INSTRUCTIONS TO FOLLOW: Quote, without change, all of the lines that follow.

# Start of PROVIDED MATERIAL

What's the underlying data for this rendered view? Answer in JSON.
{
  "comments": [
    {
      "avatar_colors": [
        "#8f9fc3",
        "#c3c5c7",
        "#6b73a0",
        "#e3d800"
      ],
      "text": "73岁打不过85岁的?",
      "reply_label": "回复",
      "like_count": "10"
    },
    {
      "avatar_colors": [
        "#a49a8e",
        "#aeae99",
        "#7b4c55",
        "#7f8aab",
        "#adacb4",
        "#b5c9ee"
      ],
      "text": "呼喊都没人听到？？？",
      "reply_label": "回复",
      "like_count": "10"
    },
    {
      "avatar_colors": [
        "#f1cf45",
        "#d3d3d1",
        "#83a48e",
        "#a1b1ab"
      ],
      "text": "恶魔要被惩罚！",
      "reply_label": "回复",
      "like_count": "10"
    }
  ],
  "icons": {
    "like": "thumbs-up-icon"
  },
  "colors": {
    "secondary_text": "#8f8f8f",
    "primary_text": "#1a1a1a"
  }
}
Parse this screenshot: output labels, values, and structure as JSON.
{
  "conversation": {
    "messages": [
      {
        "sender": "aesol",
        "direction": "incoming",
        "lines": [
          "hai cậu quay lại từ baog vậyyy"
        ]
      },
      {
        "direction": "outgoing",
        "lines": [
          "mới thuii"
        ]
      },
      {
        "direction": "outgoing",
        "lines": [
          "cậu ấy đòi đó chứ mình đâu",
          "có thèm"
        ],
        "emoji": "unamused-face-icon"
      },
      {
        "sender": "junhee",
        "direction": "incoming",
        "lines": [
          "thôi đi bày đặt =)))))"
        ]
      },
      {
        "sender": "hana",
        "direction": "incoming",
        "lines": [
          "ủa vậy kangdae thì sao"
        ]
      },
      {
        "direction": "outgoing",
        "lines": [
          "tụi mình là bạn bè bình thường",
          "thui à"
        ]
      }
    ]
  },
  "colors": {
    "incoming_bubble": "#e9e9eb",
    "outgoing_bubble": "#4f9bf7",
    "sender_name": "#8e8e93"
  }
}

# End of PROVIDED MATERIAL

EXERCISE SOLUTION:
What's the underlying data for this rendered view? Answer in JSON.
{
  "comments": [
    {
      "avatar_colors": [
        "#8f9fc3",
        "#c3c5c7",
        "#6b73a0",
        "#e3d800"
      ],
      "text": "73岁打不过85岁的?",
      "reply_label": "回复",
      "like_count": "10"
    },
    {
      "avatar_colors": [
        "#a49a8e",
        "#aeae99",
        "#7b4c55",
        "#7f8aab",
        "#adacb4",
        "#b5c9ee"
      ],
      "text": "呼喊都没人听到？？？",
      "reply_label": "回复",
      "like_count": "10"
    },
    {
      "avatar_colors": [
        "#f1cf45",
        "#d3d3d1",
        "#83a48e",
        "#a1b1ab"
      ],
      "text": "恶魔要被惩罚！",
      "reply_label": "回复",
      "like_count": "10"
    }
  ],
  "icons": {
    "like": "thumbs-up-icon"
  },
  "colors": {
    "secondary_text": "#8f8f8f",
    "primary_text": "#1a1a1a"
  }
}
Parse this screenshot: output labels, values, and structure as JSON.
{
  "conversation": {
    "messages": [
      {
        "sender": "aesol",
        "direction": "incoming",
        "lines": [
          "hai cậu quay lại từ baog vậyyy"
        ]
      },
      {
        "direction": "outgoing",
        "lines": [
          "mới thuii"
        ]
      },
      {
        "direction": "outgoing",
        "lines": [
          "cậu ấy đòi đó chứ mình đâu",
          "có thèm"
        ],
        "emoji": "unamused-face-icon"
      },
      {
        "sender": "junhee",
        "direction": "incoming",
        "lines": [
          "thôi đi bày đặt =)))))"
        ]
      },
      {
        "sender": "hana",
        "direction": "incoming",
        "lines": [
          "ủa vậy kangdae thì sao"
        ]
      },
      {
        "direction": "outgoing",
        "lines": [
          "tụi mình là bạn bè bình thường",
          "thui à"
        ]
      }
    ]
  },
  "colors": {
    "incoming_bubble": "#e9e9eb",
    "outgoing_bubble": "#4f9bf7",
    "sender_name": "#8e8e93"
  }
}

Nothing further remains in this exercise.